··· Recorded data

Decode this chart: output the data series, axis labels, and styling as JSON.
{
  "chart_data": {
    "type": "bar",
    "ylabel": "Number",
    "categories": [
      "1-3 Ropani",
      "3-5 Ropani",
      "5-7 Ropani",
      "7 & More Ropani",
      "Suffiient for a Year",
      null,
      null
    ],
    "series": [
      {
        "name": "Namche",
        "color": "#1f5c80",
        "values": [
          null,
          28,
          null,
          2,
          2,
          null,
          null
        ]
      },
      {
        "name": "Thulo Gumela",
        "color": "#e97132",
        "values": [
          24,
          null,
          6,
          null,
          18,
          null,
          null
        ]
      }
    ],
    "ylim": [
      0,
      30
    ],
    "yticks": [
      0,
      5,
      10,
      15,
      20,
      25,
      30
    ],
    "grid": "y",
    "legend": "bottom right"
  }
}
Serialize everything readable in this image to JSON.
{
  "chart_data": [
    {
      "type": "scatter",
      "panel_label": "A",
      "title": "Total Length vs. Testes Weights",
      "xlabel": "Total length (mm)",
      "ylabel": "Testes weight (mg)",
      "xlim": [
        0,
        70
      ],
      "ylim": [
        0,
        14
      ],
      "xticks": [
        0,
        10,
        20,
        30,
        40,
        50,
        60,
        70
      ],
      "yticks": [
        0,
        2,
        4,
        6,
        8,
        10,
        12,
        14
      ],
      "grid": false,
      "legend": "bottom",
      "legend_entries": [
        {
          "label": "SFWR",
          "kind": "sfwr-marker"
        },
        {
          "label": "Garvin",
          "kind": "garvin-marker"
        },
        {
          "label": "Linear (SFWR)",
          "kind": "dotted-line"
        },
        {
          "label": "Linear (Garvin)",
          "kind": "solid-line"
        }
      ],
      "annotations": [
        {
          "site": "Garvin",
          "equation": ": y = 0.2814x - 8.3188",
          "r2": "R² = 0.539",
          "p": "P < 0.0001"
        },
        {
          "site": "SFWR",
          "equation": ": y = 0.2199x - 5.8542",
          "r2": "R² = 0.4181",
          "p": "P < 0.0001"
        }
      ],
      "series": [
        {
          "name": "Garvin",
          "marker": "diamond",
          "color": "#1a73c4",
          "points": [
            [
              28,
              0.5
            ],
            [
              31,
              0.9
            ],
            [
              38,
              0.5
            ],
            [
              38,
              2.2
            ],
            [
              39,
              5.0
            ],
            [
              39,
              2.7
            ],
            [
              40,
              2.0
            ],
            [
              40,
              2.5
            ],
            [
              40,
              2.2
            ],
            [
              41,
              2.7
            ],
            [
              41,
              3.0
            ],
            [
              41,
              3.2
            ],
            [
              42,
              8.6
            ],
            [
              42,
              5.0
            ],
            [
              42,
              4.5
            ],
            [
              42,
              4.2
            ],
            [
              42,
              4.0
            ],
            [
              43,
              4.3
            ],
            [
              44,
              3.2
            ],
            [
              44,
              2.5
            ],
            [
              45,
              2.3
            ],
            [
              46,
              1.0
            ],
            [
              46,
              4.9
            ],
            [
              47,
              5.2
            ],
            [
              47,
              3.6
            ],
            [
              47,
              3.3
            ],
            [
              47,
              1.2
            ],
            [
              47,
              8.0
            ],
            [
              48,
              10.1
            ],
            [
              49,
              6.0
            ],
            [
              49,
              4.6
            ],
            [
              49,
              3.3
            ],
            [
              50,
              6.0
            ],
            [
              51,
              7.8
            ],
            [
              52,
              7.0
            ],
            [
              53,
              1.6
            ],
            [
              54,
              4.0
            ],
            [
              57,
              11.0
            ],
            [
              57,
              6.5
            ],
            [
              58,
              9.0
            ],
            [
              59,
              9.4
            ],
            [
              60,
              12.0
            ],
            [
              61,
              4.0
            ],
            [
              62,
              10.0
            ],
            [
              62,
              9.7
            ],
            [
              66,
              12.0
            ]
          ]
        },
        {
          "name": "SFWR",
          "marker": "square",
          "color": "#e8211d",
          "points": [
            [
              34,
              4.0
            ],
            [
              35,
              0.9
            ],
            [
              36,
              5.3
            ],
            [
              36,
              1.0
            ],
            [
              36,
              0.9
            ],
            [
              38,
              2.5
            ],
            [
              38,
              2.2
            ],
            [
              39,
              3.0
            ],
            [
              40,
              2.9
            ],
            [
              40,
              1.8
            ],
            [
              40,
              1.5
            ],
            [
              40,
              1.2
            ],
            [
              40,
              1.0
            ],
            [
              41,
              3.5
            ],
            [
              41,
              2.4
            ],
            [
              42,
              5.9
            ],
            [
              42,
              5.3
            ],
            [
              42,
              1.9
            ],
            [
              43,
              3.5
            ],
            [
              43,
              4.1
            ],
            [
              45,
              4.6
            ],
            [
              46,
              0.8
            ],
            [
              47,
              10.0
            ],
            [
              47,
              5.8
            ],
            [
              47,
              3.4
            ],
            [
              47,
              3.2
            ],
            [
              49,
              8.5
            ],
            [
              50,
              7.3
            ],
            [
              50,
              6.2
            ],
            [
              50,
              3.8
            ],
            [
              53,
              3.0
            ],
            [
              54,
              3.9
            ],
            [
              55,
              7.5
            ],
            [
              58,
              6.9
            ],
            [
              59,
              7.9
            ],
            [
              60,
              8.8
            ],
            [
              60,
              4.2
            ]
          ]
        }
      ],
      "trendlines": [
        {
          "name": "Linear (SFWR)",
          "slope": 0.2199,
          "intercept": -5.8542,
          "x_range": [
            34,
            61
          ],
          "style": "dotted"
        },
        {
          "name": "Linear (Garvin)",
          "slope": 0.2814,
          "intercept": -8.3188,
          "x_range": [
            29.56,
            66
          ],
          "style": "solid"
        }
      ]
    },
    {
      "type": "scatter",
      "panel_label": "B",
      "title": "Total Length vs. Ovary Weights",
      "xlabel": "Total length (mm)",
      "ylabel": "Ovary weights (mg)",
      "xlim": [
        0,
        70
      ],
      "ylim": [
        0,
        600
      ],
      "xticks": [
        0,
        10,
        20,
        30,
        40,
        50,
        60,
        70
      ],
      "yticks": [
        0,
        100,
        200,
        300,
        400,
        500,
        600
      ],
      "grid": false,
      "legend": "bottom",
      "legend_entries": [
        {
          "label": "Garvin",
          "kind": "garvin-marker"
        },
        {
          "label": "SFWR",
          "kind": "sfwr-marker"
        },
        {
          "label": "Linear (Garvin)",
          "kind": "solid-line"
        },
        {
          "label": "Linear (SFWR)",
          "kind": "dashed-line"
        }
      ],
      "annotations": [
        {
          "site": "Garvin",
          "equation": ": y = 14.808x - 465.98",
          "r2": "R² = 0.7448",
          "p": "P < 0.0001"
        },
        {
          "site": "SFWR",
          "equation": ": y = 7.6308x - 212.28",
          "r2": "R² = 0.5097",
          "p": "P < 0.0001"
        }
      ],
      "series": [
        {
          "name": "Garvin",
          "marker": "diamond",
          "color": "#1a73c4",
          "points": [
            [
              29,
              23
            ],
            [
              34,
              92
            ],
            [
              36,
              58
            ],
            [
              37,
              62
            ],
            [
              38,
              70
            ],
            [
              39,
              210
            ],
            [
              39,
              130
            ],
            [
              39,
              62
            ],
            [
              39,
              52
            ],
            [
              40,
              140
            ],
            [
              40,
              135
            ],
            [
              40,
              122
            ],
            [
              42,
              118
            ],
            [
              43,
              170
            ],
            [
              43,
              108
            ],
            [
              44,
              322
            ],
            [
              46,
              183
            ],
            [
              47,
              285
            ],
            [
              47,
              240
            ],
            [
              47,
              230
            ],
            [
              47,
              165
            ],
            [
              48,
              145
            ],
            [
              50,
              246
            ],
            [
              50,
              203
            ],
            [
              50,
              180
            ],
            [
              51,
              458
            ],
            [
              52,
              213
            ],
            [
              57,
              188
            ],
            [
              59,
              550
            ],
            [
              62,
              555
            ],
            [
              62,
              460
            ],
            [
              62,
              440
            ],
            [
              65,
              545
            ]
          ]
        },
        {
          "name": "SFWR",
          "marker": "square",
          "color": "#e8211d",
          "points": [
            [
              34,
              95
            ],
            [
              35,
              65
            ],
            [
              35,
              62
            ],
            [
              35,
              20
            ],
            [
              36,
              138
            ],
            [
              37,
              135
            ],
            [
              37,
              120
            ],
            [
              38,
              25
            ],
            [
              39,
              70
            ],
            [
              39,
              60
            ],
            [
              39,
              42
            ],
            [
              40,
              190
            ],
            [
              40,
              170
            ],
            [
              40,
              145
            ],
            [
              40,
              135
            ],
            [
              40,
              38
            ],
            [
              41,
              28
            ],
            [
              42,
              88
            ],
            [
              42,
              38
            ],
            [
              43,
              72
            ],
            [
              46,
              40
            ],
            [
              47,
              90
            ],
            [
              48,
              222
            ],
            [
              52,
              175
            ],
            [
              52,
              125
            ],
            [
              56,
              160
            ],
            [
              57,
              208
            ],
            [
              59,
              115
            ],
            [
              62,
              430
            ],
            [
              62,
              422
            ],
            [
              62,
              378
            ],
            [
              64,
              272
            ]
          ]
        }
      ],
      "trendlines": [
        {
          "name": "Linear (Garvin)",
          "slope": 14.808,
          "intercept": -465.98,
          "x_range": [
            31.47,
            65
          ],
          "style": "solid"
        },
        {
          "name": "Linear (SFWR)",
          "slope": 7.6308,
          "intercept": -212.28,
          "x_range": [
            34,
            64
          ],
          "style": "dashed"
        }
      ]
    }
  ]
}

······

### Instruction
Scan the data for the word "intercept" and copy every line where it shows up.

### Response to this exercise
          "intercept": -5.8542,
          "intercept": -8.3188,
          "intercept": -465.98,
          "intercept": -212.28,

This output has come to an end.